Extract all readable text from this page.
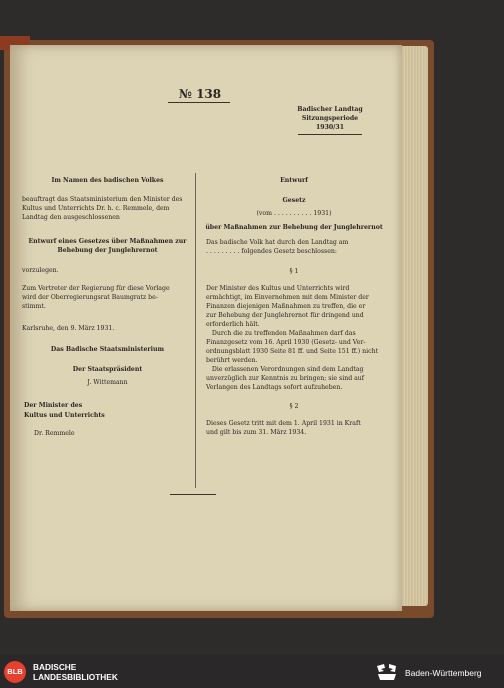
№ 138
Badischer Landtag
Sitzungsperiode
1930/31
Im Namen des badischen Volkes
beauftragt das Staatsministerium den Minister des
Kultus und Unterrichts Dr. h. c. Remmele, dem
Landtag den ausgeschlossenen
Entwurf eines Gesetzes über Maßnahmen zur
Behebung der Junglehrernot
vorzulegen.
Zum Vertreter der Regierung für diese Vorlage
wird der Oberregierungsrat Baumgratz be-
stimmt.
Karlsruhe, den 9. März 1931.
Das Badische Staatsministerium
Der Staatspräsident
J. Wittemann
Der Minister des
Kultus und Unterrichts
Dr. Remmele
Entwurf
Gesetz
(vom . . . . . . . . . . 1931)
über Maßnahmen zur Behebung der Junglehrernot
Das badische Volk hat durch den Landtag am
. . . . . . . . . folgendes Gesetz beschlossen:
§ 1
Der Minister des Kultus und Unterrichts wird
ermächtigt, im Einvernehmen mit dem Minister der
Finanzen diejenigen Maßnahmen zu treffen, die er
zur Behebung der Junglehrernot für dringend und
erforderlich hält.
Durch die zu treffenden Maßnahmen darf das
Finanzgesetz vom 16. April 1930 (Gesetz- und Ver-
ordnungsblatt 1930 Seite 81 ff. und Seite 151 ff.) nicht
berührt werden.
Die erlassenen Verordnungen sind dem Landtag
unverzüglich zur Kenntnis zu bringen; sie sind auf
Verlangen des Landtags sofort aufzuheben.
§ 2
Dieses Gesetz tritt mit dem 1. April 1931 in Kraft
und gilt bis zum 31. März 1934.
BLB	BADISCHE
LANDESBIBLIOTHEK	Baden-Württemberg
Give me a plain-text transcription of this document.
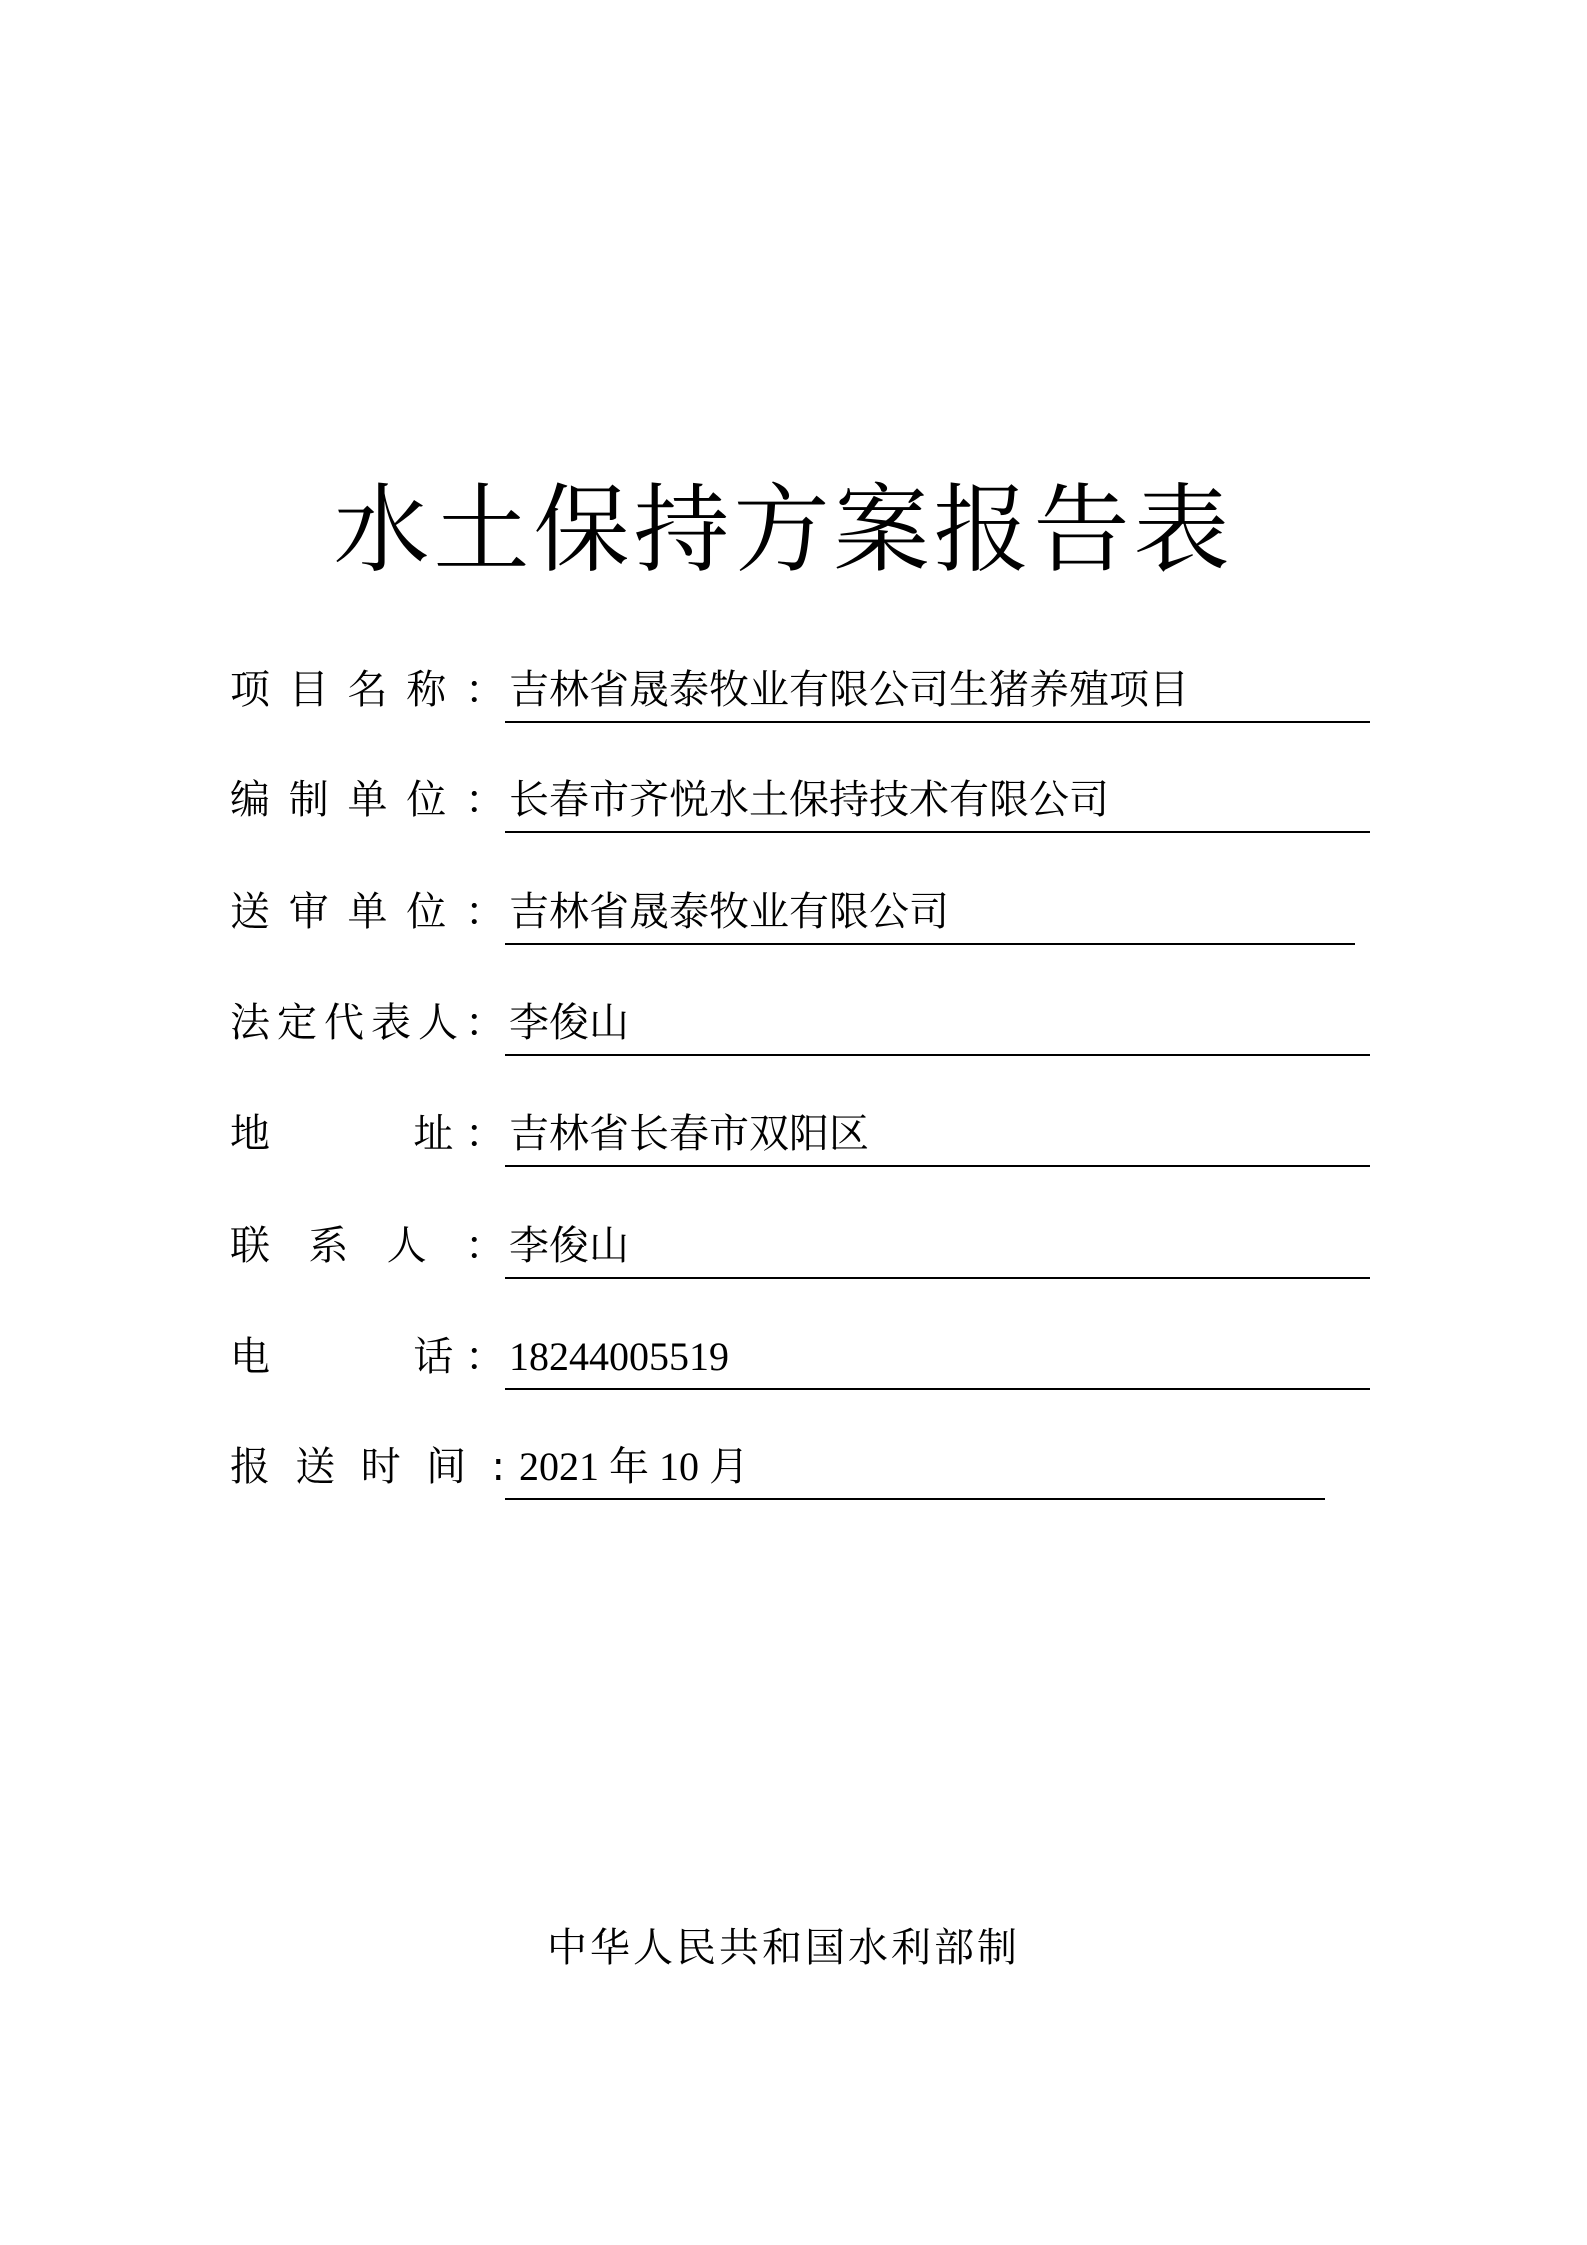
水土保持方案报告表
项 目 名 称 ： 吉林省晟泰牧业有限公司生猪养殖项目
编 制 单 位 ： 长春市齐悦水土保持技术有限公司
送 审 单 位 ： 吉林省晟泰牧业有限公司
法 定 代 表 人 ： 李俊山
地	址 ： 吉林省长春市双阳区
联 系 人 ： 李俊山
电	话 ： 18244005519
报 送 时 间 : 2021 年 10 月
中华人民共和国水利部制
====================
# Task
List the lines of the material in which the word "März" occurs.

# Reply
Karlsruhe, den 9. März 1931.
und gilt bis zum 31. März 1934.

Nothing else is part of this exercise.